[Exercise directions]
Set down each record exactly as written.

----- Listing

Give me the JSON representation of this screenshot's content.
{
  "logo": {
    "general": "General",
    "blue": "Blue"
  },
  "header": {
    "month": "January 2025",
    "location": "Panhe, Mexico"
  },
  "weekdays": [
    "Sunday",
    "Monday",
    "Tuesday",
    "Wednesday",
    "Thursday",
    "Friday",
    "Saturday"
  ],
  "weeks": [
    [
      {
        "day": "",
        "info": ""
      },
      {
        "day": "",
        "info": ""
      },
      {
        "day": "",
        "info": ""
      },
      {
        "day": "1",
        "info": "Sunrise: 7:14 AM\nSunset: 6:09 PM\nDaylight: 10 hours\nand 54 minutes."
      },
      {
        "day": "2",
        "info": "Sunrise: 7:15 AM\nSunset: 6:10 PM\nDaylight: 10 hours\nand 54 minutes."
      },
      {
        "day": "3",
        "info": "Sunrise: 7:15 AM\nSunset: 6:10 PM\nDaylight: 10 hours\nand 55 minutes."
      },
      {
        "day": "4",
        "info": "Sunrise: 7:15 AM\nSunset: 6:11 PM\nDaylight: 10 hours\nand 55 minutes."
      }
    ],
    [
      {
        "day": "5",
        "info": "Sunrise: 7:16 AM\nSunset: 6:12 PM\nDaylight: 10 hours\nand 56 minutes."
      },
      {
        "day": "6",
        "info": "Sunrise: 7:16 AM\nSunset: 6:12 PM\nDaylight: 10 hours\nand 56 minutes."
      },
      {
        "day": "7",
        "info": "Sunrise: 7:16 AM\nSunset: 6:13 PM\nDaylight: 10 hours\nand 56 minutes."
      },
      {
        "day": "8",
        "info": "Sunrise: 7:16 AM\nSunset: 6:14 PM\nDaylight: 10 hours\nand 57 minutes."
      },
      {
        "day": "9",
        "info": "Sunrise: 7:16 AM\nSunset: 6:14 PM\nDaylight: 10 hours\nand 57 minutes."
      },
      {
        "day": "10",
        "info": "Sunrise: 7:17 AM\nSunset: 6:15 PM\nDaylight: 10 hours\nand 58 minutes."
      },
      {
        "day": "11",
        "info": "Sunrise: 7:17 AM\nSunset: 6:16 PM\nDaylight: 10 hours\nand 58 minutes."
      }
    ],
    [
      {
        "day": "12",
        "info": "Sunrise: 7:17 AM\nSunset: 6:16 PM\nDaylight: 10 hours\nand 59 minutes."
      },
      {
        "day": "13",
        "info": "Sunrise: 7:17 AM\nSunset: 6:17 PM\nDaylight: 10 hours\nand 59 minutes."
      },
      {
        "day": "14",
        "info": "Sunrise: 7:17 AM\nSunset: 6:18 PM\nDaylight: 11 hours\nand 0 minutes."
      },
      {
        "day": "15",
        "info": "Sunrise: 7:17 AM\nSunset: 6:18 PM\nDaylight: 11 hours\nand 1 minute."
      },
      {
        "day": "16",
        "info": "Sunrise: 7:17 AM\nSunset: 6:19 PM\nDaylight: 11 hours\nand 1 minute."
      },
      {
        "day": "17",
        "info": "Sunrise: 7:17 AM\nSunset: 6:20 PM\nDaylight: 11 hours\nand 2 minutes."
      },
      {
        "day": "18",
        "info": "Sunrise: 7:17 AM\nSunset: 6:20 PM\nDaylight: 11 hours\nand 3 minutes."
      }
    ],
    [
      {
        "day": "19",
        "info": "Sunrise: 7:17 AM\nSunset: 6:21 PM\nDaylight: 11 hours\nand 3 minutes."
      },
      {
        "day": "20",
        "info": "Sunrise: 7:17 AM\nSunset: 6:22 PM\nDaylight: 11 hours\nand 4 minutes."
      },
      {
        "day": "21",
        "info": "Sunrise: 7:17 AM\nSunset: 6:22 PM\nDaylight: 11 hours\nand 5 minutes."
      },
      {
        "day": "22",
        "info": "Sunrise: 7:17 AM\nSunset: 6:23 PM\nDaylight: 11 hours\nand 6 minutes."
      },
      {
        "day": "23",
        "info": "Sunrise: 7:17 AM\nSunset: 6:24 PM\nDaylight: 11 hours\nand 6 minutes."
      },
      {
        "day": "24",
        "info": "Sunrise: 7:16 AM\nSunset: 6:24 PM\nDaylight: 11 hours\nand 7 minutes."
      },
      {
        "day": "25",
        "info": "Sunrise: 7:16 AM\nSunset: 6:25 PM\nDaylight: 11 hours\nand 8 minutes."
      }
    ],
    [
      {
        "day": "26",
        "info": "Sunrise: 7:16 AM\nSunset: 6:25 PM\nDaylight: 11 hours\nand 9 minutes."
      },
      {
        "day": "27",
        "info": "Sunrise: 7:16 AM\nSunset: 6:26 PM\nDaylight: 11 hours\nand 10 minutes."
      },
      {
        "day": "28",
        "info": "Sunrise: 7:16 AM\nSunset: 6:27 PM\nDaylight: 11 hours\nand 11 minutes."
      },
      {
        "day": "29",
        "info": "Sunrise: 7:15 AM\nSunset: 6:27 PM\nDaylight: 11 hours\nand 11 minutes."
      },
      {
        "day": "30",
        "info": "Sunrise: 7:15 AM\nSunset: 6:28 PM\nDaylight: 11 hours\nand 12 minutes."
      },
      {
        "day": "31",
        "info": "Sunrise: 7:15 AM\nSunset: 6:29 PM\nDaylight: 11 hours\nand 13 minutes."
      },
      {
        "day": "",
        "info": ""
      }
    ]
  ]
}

----------

[Task response]
Give me the JSON representation of this screenshot's content.
{
  "logo": {
    "general": "General",
    "blue": "Blue"
  },
  "header": {
    "month": "January 2025",
    "location": "Panhe, Mexico"
  },
  "weekdays": [
    "Sunday",
    "Monday",
    "Tuesday",
    "Wednesday",
    "Thursday",
    "Friday",
    "Saturday"
  ],
  "weeks": [
    [
      {
        "day": "",
        "info": ""
      },
      {
        "day": "",
        "info": ""
      },
      {
        "day": "",
        "info": ""
      },
      {
        "day": "1",
        "info": "Sunrise: 7:14 AM\nSunset: 6:09 PM\nDaylight: 10 hours\nand 54 minutes."
      },
      {
        "day": "2",
        "info": "Sunrise: 7:15 AM\nSunset: 6:10 PM\nDaylight: 10 hours\nand 54 minutes."
      },
      {
        "day": "3",
        "info": "Sunrise: 7:15 AM\nSunset: 6:10 PM\nDaylight: 10 hours\nand 55 minutes."
      },
      {
        "day": "4",
        "info": "Sunrise: 7:15 AM\nSunset: 6:11 PM\nDaylight: 10 hours\nand 55 minutes."
      }
    ],
    [
      {
        "day": "5",
        "info": "Sunrise: 7:16 AM\nSunset: 6:12 PM\nDaylight: 10 hours\nand 56 minutes."
      },
      {
        "day": "6",
        "info": "Sunrise: 7:16 AM\nSunset: 6:12 PM\nDaylight: 10 hours\nand 56 minutes."
      },
      {
        "day": "7",
        "info": "Sunrise: 7:16 AM\nSunset: 6:13 PM\nDaylight: 10 hours\nand 56 minutes."
      },
      {
        "day": "8",
        "info": "Sunrise: 7:16 AM\nSunset: 6:14 PM\nDaylight: 10 hours\nand 57 minutes."
      },
      {
        "day": "9",
        "info": "Sunrise: 7:16 AM\nSunset: 6:14 PM\nDaylight: 10 hours\nand 57 minutes."
      },
      {
        "day": "10",
        "info": "Sunrise: 7:17 AM\nSunset: 6:15 PM\nDaylight: 10 hours\nand 58 minutes."
      },
      {
        "day": "11",
        "info": "Sunrise: 7:17 AM\nSunset: 6:16 PM\nDaylight: 10 hours\nand 58 minutes."
      }
    ],
    [
      {
        "day": "12",
        "info": "Sunrise: 7:17 AM\nSunset: 6:16 PM\nDaylight: 10 hours\nand 59 minutes."
      },
      {
        "day": "13",
        "info": "Sunrise: 7:17 AM\nSunset: 6:17 PM\nDaylight: 10 hours\nand 59 minutes."
      },
      {
        "day": "14",
        "info": "Sunrise: 7:17 AM\nSunset: 6:18 PM\nDaylight: 11 hours\nand 0 minutes."
      },
      {
        "day": "15",
        "info": "Sunrise: 7:17 AM\nSunset: 6:18 PM\nDaylight: 11 hours\nand 1 minute."
      },
      {
        "day": "16",
        "info": "Sunrise: 7:17 AM\nSunset: 6:19 PM\nDaylight: 11 hours\nand 1 minute."
      },
      {
        "day": "17",
        "info": "Sunrise: 7:17 AM\nSunset: 6:20 PM\nDaylight: 11 hours\nand 2 minutes."
      },
      {
        "day": "18",
        "info": "Sunrise: 7:17 AM\nSunset: 6:20 PM\nDaylight: 11 hours\nand 3 minutes."
      }
    ],
    [
      {
        "day": "19",
        "info": "Sunrise: 7:17 AM\nSunset: 6:21 PM\nDaylight: 11 hours\nand 3 minutes."
      },
      {
        "day": "20",
        "info": "Sunrise: 7:17 AM\nSunset: 6:22 PM\nDaylight: 11 hours\nand 4 minutes."
      },
      {
        "day": "21",
        "info": "Sunrise: 7:17 AM\nSunset: 6:22 PM\nDaylight: 11 hours\nand 5 minutes."
      },
      {
        "day": "22",
        "info": "Sunrise: 7:17 AM\nSunset: 6:23 PM\nDaylight: 11 hours\nand 6 minutes."
      },
      {
        "day": "23",
        "info": "Sunrise: 7:17 AM\nSunset: 6:24 PM\nDaylight: 11 hours\nand 6 minutes."
      },
      {
        "day": "24",
        "info": "Sunrise: 7:16 AM\nSunset: 6:24 PM\nDaylight: 11 hours\nand 7 minutes."
      },
      {
        "day": "25",
        "info": "Sunrise: 7:16 AM\nSunset: 6:25 PM\nDaylight: 11 hours\nand 8 minutes."
      }
    ],
    [
      {
        "day": "26",
        "info": "Sunrise: 7:16 AM\nSunset: 6:25 PM\nDaylight: 11 hours\nand 9 minutes."
      },
      {
        "day": "27",
        "info": "Sunrise: 7:16 AM\nSunset: 6:26 PM\nDaylight: 11 hours\nand 10 minutes."
      },
      {
        "day": "28",
        "info": "Sunrise: 7:16 AM\nSunset: 6:27 PM\nDaylight: 11 hours\nand 11 minutes."
      },
      {
        "day": "29",
        "info": "Sunrise: 7:15 AM\nSunset: 6:27 PM\nDaylight: 11 hours\nand 11 minutes."
      },
      {
        "day": "30",
        "info": "Sunrise: 7:15 AM\nSunset: 6:28 PM\nDaylight: 11 hours\nand 12 minutes."
      },
      {
        "day": "31",
        "info": "Sunrise: 7:15 AM\nSunset: 6:29 PM\nDaylight: 11 hours\nand 13 minutes."
      },
      {
        "day": "",
        "info": ""
      }
    ]
  ]
}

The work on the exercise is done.